> Work to do: Every entry must be repeated exactly. Exclude all pictures.

(Dataset records on visual material)
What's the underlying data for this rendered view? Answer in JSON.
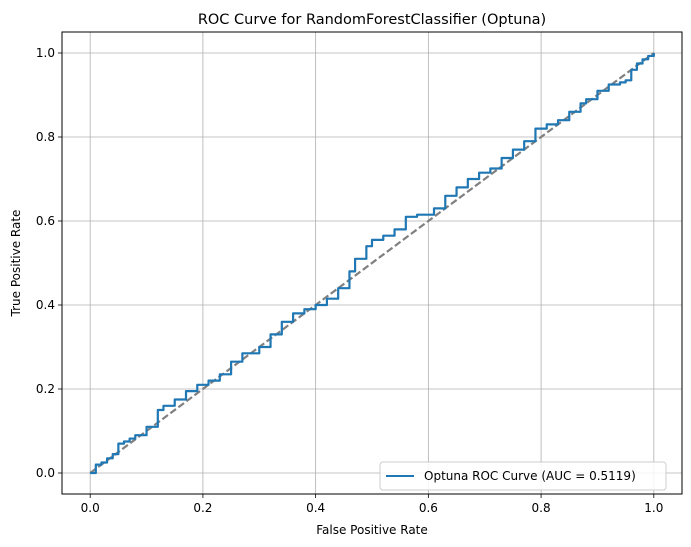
{
  "chart_data": {
    "type": "line",
    "title": "ROC Curve for RandomForestClassifier (Optuna)",
    "xlabel": "False Positive Rate",
    "ylabel": "True Positive Rate",
    "xlim": [
      -0.05,
      1.05
    ],
    "ylim": [
      -0.05,
      1.05
    ],
    "xticks": [
      "0.0",
      "0.2",
      "0.4",
      "0.6",
      "0.8",
      "1.0"
    ],
    "yticks": [
      "0.0",
      "0.2",
      "0.4",
      "0.6",
      "0.8",
      "1.0"
    ],
    "grid": true,
    "legend_position": "lower-right",
    "series": [
      {
        "name": "Optuna ROC Curve (AUC = 0.5119)",
        "color": "#1f77b4",
        "style": "solid",
        "x": [
          0.0,
          0.01,
          0.02,
          0.03,
          0.04,
          0.05,
          0.06,
          0.07,
          0.08,
          0.1,
          0.12,
          0.13,
          0.15,
          0.17,
          0.19,
          0.21,
          0.23,
          0.25,
          0.27,
          0.3,
          0.32,
          0.34,
          0.36,
          0.38,
          0.4,
          0.42,
          0.44,
          0.46,
          0.47,
          0.49,
          0.5,
          0.52,
          0.54,
          0.56,
          0.58,
          0.6,
          0.61,
          0.63,
          0.65,
          0.67,
          0.69,
          0.71,
          0.73,
          0.75,
          0.77,
          0.79,
          0.81,
          0.83,
          0.85,
          0.87,
          0.88,
          0.9,
          0.92,
          0.94,
          0.95,
          0.96,
          0.97,
          0.98,
          0.99,
          1.0
        ],
        "y": [
          0.0,
          0.02,
          0.025,
          0.035,
          0.045,
          0.07,
          0.075,
          0.082,
          0.09,
          0.11,
          0.15,
          0.16,
          0.175,
          0.195,
          0.21,
          0.22,
          0.235,
          0.265,
          0.285,
          0.3,
          0.33,
          0.36,
          0.38,
          0.39,
          0.4,
          0.415,
          0.44,
          0.48,
          0.51,
          0.54,
          0.555,
          0.565,
          0.58,
          0.61,
          0.615,
          0.615,
          0.63,
          0.66,
          0.68,
          0.7,
          0.715,
          0.725,
          0.75,
          0.77,
          0.79,
          0.82,
          0.83,
          0.84,
          0.86,
          0.88,
          0.89,
          0.91,
          0.925,
          0.93,
          0.935,
          0.96,
          0.975,
          0.985,
          0.993,
          1.0
        ]
      },
      {
        "name": "",
        "color": "#808080",
        "style": "dashed",
        "x": [
          0.0,
          1.0
        ],
        "y": [
          0.0,
          1.0
        ]
      }
    ]
  }
}
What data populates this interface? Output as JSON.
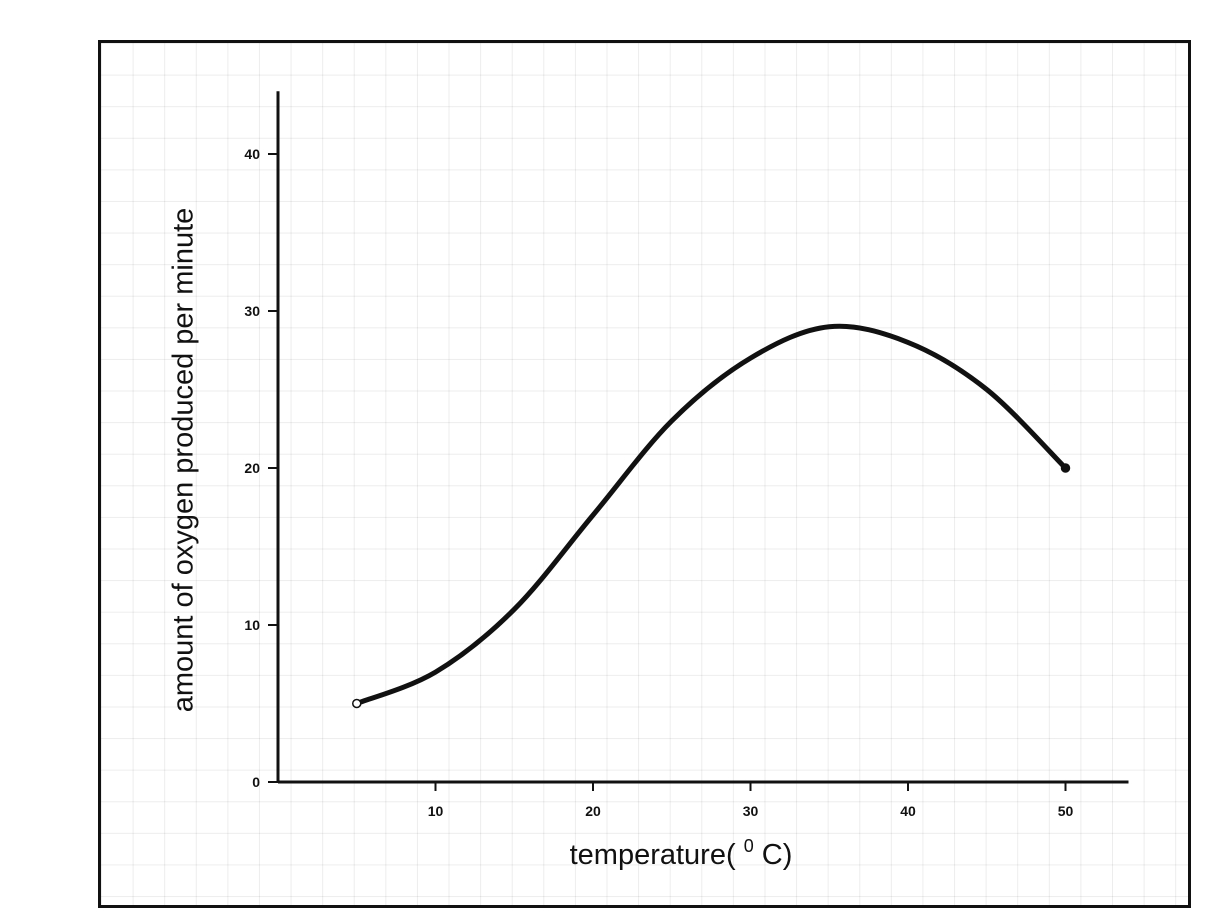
{
  "chart_data": {
    "type": "line",
    "title": "",
    "xlabel": "temperature(",
    "xlabel_sup": "0",
    "xlabel_unit": "C)",
    "ylabel": "amount of oxygen produced per minute",
    "xlim": [
      0,
      54
    ],
    "ylim": [
      0,
      44
    ],
    "xticks": [
      "10",
      "20",
      "30",
      "40",
      "50"
    ],
    "yticks": [
      "0",
      "10",
      "20",
      "30",
      "40"
    ],
    "grid": false,
    "series": [
      {
        "x": [
          5,
          10,
          15,
          20,
          25,
          30,
          35,
          40,
          45,
          50
        ],
        "y": [
          5,
          7,
          11,
          17,
          23,
          27,
          29,
          28,
          25,
          20
        ]
      }
    ],
    "colors": {
      "line": "#111111",
      "axis": "#111111"
    }
  }
}
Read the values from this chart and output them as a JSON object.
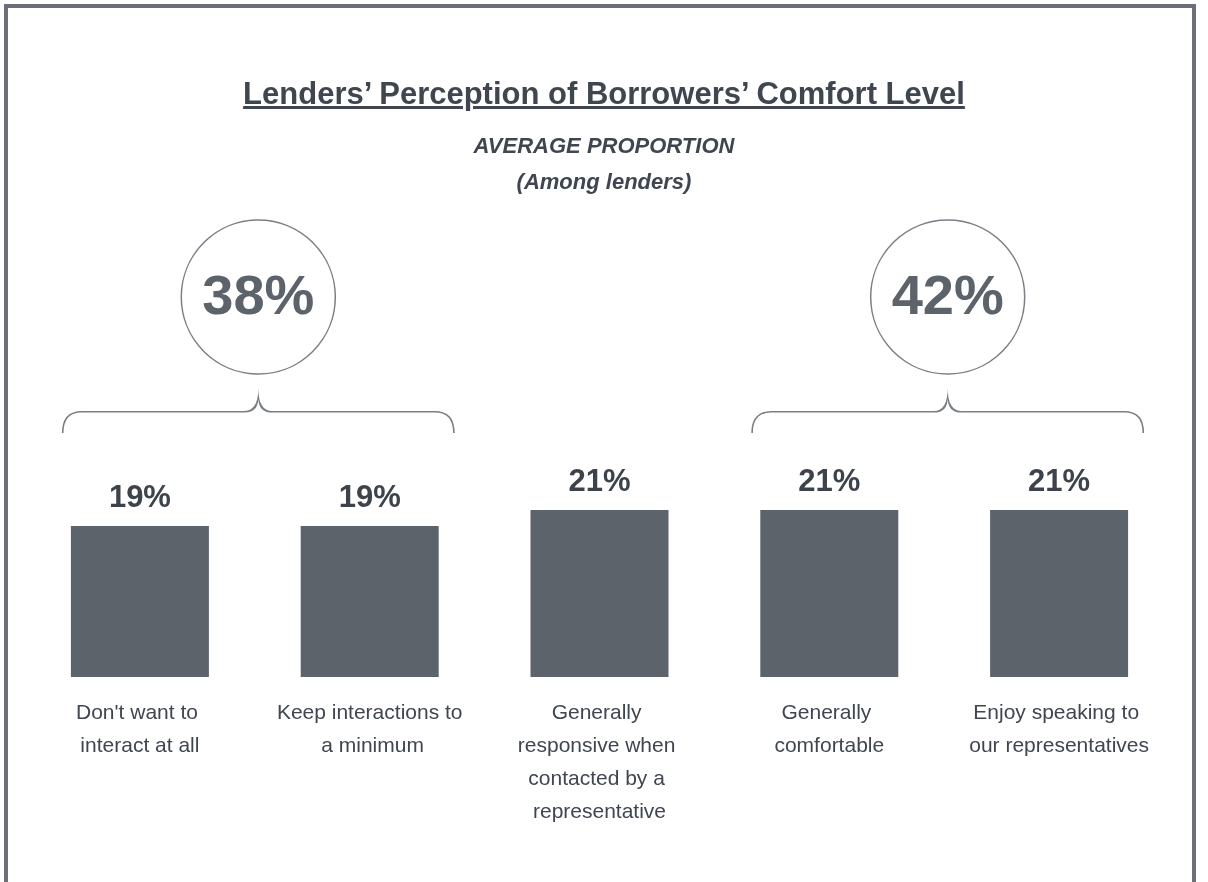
{
  "chart_data": {
    "type": "bar",
    "title": "Lenders’ Perception of Borrowers’ Comfort Level",
    "subtitle": "AVERAGE PROPORTION\n(Among lenders)",
    "categories": [
      "Don't want to interact at all",
      "Keep interactions to a minimum",
      "Generally responsive when contacted by a representative",
      "Generally comfortable",
      "Enjoy speaking to our representatives"
    ],
    "values": [
      19,
      19,
      21,
      21,
      21
    ],
    "color": "#5c636b",
    "annotations": [
      "38%",
      "42%"
    ],
    "value_labels": [
      "19%",
      "19%",
      "21%",
      "21%",
      "21%"
    ]
  }
}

> Result for this exercise:
What's the underlying data for this rendered view? Answer in JSON.
{
  "chart_data": {
    "type": "line",
    "title": "ROC Curve for RandomForestClassifier (Optuna)",
    "xlabel": "False Positive Rate",
    "ylabel": "True Positive Rate",
    "xlim": [
      -0.05,
      1.05
    ],
    "ylim": [
      -0.05,
      1.05
    ],
    "xticks": [
      "0.0",
      "0.2",
      "0.4",
      "0.6",
      "0.8",
      "1.0"
    ],
    "yticks": [
      "0.0",
      "0.2",
      "0.4",
      "0.6",
      "0.8",
      "1.0"
    ],
    "grid": true,
    "legend_position": "lower-right",
    "series": [
      {
        "name": "Optuna ROC Curve (AUC = 0.5119)",
        "color": "#1f77b4",
        "style": "solid",
        "x": [
          0.0,
          0.01,
          0.02,
          0.03,
          0.04,
          0.05,
          0.06,
          0.07,
          0.08,
          0.1,
          0.12,
          0.13,
          0.15,
          0.17,
          0.19,
          0.21,
          0.23,
          0.25,
          0.27,
          0.3,
          0.32,
          0.34,
          0.36,
          0.38,
          0.4,
          0.42,
          0.44,
          0.46,
          0.47,
          0.49,
          0.5,
          0.52,
          0.54,
          0.56,
          0.58,
          0.6,
          0.61,
          0.63,
          0.65,
          0.67,
          0.69,
          0.71,
          0.73,
          0.75,
          0.77,
          0.79,
          0.81,
          0.83,
          0.85,
          0.87,
          0.88,
          0.9,
          0.92,
          0.94,
          0.95,
          0.96,
          0.97,
          0.98,
          0.99,
          1.0
        ],
        "y": [
          0.0,
          0.02,
          0.025,
          0.035,
          0.045,
          0.07,
          0.075,
          0.082,
          0.09,
          0.11,
          0.15,
          0.16,
          0.175,
          0.195,
          0.21,
          0.22,
          0.235,
          0.265,
          0.285,
          0.3,
          0.33,
          0.36,
          0.38,
          0.39,
          0.4,
          0.415,
          0.44,
          0.48,
          0.51,
          0.54,
          0.555,
          0.565,
          0.58,
          0.61,
          0.615,
          0.615,
          0.63,
          0.66,
          0.68,
          0.7,
          0.715,
          0.725,
          0.75,
          0.77,
          0.79,
          0.82,
          0.83,
          0.84,
          0.86,
          0.88,
          0.89,
          0.91,
          0.925,
          0.93,
          0.935,
          0.96,
          0.975,
          0.985,
          0.993,
          1.0
        ]
      },
      {
        "name": "",
        "color": "#808080",
        "style": "dashed",
        "x": [
          0.0,
          1.0
        ],
        "y": [
          0.0,
          1.0
        ]
      }
    ]
  }
}
What data populates this interface? Output as JSON.
{
  "chart_data": {
    "type": "line",
    "title": "",
    "xlabel": "temperature(",
    "xlabel_sup": "0",
    "xlabel_unit": "C)",
    "ylabel": "amount of oxygen produced per minute",
    "xlim": [
      0,
      54
    ],
    "ylim": [
      0,
      44
    ],
    "xticks": [
      "10",
      "20",
      "30",
      "40",
      "50"
    ],
    "yticks": [
      "0",
      "10",
      "20",
      "30",
      "40"
    ],
    "grid": false,
    "series": [
      {
        "x": [
          5,
          10,
          15,
          20,
          25,
          30,
          35,
          40,
          45,
          50
        ],
        "y": [
          5,
          7,
          11,
          17,
          23,
          27,
          29,
          28,
          25,
          20
        ]
      }
    ],
    "colors": {
      "line": "#111111",
      "axis": "#111111"
    }
  }
}
Read the values from this chart and output them as a JSON object.
{
  "chart_data": {
    "type": "bar",
    "title": "Lenders’ Perception of Borrowers’ Comfort Level",
    "subtitle": "AVERAGE PROPORTION\n(Among lenders)",
    "categories": [
      "Don't want to interact at all",
      "Keep interactions to a minimum",
      "Generally responsive when contacted by a representative",
      "Generally comfortable",
      "Enjoy speaking to our representatives"
    ],
    "values": [
      19,
      19,
      21,
      21,
      21
    ],
    "color": "#5c636b",
    "annotations": [
      "38%",
      "42%"
    ],
    "value_labels": [
      "19%",
      "19%",
      "21%",
      "21%",
      "21%"
    ]
  }
}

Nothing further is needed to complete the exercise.